Stated problem → Search the material for the string "Late", then return every line where it is found.

= = =

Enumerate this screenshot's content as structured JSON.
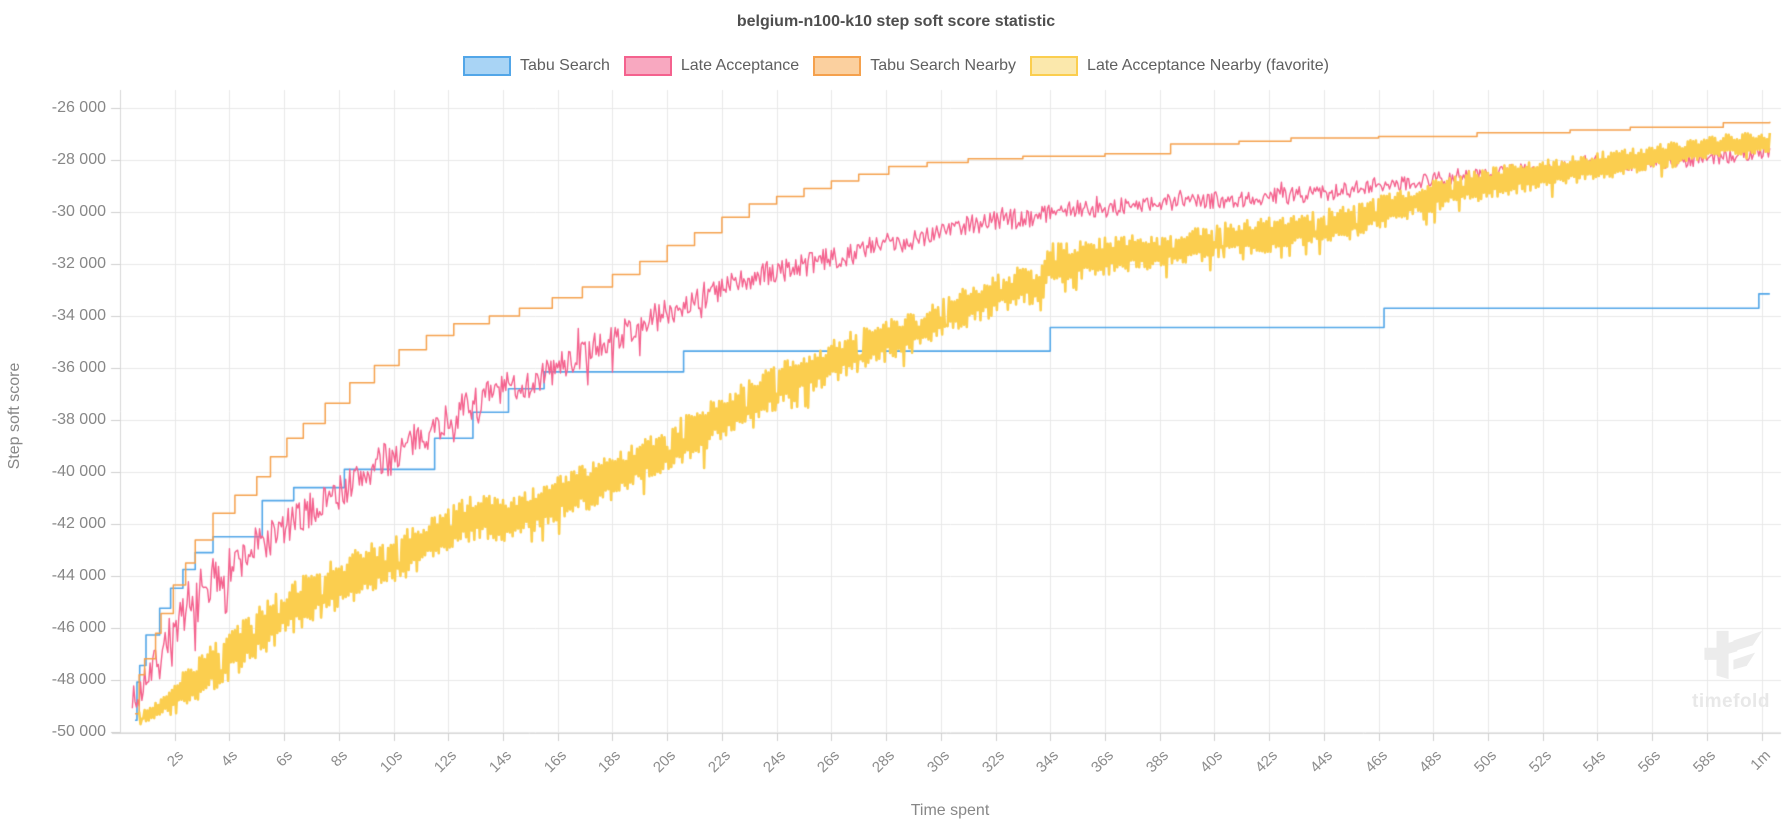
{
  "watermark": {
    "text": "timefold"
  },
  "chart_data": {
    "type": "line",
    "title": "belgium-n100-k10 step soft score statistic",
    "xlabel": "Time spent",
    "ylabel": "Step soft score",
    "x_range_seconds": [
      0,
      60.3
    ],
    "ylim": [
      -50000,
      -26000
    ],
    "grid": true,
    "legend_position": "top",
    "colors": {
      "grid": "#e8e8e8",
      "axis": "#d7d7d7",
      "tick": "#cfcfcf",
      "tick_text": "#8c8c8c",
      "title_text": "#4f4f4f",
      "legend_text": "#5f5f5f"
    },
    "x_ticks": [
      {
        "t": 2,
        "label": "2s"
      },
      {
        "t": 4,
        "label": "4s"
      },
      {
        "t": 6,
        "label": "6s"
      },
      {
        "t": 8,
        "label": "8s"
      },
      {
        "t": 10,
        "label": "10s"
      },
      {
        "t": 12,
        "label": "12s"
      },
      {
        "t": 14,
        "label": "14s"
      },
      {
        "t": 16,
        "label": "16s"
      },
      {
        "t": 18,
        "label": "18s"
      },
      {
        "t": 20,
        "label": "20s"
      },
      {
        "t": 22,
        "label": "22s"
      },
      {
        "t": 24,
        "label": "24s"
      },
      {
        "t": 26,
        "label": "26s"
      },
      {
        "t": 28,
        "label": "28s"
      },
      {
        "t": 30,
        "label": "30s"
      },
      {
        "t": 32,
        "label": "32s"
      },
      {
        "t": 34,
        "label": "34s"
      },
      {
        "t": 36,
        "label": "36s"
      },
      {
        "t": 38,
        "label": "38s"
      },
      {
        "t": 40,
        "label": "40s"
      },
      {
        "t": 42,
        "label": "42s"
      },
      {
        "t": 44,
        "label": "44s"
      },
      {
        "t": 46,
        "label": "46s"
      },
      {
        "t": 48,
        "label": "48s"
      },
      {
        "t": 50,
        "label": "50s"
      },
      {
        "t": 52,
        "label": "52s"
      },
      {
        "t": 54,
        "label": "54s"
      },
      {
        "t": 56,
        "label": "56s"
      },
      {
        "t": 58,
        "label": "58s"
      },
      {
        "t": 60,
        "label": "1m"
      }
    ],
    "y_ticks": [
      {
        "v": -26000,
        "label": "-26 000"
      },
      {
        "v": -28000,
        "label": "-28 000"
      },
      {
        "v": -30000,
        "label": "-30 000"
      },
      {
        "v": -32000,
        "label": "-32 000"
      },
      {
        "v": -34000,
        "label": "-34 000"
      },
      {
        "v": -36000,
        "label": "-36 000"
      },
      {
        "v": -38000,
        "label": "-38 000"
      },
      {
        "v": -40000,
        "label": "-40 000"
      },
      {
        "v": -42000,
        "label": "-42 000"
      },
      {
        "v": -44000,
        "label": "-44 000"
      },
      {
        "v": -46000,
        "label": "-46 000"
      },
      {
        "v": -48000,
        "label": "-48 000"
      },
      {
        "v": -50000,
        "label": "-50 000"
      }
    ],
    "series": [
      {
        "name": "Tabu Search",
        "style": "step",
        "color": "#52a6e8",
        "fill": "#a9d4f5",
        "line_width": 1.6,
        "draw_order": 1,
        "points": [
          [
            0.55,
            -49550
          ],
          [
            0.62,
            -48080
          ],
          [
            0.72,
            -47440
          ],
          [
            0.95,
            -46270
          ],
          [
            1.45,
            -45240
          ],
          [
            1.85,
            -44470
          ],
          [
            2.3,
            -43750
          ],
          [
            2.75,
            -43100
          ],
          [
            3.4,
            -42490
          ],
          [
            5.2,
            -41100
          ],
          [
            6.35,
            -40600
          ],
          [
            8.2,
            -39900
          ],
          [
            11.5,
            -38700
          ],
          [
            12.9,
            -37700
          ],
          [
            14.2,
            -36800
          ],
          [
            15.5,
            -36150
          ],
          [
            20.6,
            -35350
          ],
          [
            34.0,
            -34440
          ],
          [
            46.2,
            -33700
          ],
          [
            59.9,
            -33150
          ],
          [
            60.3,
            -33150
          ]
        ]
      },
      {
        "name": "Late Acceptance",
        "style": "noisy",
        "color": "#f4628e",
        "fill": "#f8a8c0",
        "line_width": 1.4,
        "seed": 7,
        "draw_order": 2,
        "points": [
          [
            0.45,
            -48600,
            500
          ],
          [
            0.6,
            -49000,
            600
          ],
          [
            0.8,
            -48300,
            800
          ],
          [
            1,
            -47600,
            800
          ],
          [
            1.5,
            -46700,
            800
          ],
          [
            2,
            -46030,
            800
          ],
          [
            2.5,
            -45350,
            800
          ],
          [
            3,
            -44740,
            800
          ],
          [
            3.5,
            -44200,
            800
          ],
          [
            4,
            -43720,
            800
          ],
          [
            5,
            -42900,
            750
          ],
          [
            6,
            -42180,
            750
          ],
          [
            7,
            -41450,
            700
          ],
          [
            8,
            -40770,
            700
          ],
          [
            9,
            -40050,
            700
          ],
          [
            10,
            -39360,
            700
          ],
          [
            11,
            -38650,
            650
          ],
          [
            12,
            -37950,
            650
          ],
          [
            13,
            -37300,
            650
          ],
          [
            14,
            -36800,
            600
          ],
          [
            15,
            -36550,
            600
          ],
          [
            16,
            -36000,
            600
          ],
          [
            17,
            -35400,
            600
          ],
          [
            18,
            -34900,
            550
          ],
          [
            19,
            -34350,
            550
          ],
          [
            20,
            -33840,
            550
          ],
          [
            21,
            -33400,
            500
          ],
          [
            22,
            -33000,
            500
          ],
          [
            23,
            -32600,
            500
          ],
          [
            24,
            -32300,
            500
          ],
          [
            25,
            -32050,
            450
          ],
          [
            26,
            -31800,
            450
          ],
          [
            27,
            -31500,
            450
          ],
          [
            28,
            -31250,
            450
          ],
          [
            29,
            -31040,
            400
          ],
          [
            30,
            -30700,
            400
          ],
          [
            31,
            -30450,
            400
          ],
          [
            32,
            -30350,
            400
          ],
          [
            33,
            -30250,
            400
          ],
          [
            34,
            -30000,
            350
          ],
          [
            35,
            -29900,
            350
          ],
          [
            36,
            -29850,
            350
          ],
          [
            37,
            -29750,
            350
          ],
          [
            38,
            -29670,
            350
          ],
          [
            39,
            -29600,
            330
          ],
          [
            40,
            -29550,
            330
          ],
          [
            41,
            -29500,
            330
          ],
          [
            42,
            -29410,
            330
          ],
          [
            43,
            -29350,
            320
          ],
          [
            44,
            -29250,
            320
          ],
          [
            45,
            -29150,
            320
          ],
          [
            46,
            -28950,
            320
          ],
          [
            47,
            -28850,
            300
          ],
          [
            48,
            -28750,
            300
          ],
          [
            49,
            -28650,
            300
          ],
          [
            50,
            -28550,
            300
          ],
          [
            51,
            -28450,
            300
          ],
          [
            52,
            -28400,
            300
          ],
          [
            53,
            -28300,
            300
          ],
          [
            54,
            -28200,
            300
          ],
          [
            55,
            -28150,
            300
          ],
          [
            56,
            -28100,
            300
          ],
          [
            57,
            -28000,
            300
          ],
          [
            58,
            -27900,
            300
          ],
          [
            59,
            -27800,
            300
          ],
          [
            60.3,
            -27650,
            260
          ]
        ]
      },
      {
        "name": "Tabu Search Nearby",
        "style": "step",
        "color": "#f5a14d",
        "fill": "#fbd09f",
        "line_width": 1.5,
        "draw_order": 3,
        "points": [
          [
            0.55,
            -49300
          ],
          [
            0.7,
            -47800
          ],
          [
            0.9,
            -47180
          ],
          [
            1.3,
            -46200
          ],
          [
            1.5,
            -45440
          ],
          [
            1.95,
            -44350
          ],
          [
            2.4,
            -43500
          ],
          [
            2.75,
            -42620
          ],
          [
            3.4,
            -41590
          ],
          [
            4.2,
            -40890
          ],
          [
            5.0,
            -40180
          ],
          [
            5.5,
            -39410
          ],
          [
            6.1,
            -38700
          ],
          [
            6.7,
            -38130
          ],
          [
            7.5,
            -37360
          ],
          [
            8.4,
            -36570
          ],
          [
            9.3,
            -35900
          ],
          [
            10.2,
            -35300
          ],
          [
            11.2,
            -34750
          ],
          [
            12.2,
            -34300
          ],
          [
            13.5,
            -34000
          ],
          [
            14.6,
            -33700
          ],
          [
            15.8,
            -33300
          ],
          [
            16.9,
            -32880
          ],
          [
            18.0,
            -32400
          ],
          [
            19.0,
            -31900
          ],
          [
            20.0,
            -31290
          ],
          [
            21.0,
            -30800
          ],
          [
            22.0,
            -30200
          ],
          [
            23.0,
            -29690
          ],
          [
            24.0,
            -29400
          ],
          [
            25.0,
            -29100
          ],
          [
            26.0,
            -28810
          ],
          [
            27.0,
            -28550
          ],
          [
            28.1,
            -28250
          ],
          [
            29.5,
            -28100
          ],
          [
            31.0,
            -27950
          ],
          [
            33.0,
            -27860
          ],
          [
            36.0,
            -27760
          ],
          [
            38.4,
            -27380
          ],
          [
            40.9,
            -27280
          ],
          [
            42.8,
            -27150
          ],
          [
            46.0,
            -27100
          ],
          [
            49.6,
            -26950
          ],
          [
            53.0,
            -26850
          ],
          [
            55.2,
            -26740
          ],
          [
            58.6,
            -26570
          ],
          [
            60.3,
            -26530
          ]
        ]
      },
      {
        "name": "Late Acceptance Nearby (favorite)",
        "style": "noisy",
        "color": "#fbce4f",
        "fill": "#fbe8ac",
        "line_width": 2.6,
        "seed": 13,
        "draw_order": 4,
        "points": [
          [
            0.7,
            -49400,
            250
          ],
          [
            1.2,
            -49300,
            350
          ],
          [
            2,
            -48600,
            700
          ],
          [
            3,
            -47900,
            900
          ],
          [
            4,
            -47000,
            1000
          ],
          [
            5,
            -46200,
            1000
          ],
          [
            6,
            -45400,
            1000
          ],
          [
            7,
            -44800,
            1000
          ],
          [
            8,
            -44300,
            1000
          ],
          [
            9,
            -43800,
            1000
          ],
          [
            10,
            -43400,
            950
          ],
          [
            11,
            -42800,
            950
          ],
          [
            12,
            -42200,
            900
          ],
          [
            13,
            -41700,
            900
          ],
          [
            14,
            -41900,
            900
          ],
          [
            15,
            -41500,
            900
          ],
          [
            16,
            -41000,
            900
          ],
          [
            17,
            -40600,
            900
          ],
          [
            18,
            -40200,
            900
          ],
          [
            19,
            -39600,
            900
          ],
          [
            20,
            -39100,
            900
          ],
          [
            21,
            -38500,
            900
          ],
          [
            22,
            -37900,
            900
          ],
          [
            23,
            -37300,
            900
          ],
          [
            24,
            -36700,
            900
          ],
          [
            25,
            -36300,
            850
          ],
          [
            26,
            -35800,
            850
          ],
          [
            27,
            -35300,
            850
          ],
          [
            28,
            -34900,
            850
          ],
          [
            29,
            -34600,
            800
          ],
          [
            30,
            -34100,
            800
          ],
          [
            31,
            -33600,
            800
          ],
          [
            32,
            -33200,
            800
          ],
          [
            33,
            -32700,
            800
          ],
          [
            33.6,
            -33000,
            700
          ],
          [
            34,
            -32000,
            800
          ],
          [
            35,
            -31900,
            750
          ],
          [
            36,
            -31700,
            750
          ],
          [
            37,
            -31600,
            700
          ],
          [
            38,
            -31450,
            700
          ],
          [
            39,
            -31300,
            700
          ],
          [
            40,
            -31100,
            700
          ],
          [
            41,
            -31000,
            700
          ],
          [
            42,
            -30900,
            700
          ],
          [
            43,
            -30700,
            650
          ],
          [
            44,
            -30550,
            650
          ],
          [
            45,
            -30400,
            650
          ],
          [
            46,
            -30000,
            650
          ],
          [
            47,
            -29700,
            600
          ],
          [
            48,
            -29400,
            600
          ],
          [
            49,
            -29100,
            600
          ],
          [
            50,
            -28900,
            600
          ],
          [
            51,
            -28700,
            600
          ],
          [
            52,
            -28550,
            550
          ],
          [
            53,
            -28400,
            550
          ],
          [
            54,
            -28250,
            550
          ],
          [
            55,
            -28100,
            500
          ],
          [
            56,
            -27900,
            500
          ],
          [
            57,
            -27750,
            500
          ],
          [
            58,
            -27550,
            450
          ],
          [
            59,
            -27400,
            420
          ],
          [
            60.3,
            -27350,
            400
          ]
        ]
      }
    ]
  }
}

= = =

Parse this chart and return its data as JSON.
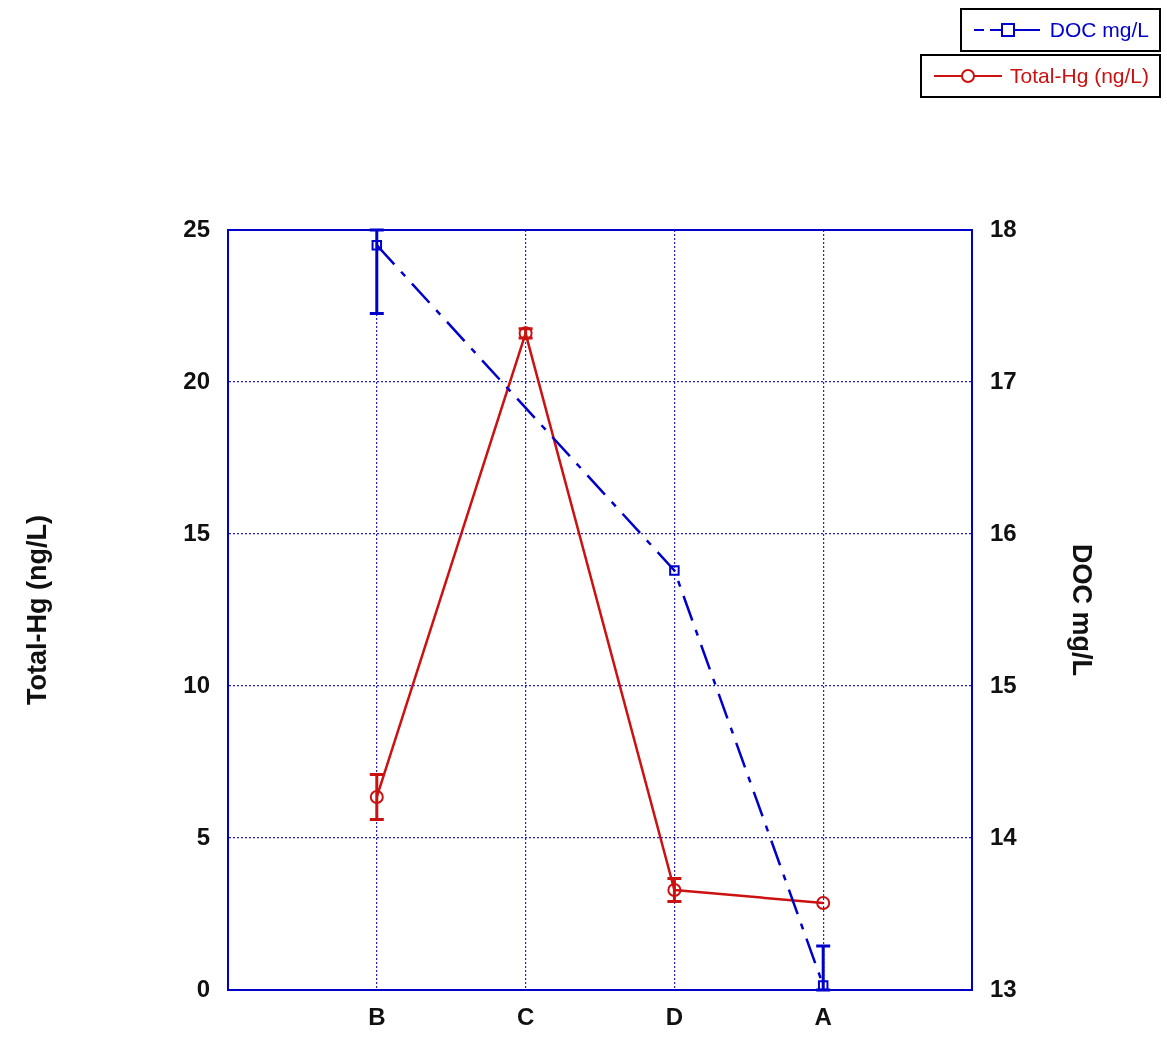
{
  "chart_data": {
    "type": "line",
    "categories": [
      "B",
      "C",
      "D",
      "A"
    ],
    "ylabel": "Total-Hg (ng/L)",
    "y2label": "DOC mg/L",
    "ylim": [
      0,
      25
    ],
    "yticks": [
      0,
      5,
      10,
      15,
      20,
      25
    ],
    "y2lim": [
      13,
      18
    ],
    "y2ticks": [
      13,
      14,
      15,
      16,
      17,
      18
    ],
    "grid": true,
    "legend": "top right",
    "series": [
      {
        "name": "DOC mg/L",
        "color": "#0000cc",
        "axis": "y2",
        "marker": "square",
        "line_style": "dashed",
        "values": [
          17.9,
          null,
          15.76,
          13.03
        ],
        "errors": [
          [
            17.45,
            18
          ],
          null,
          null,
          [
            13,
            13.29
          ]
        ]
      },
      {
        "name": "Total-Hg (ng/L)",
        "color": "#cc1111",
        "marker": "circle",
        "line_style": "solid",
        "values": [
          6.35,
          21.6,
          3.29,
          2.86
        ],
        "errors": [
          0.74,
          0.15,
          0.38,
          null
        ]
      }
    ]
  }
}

= = =

Result for this exercise →
        "name": "Late Acceptance",
        "name": "Late Acceptance Nearby (favorite)",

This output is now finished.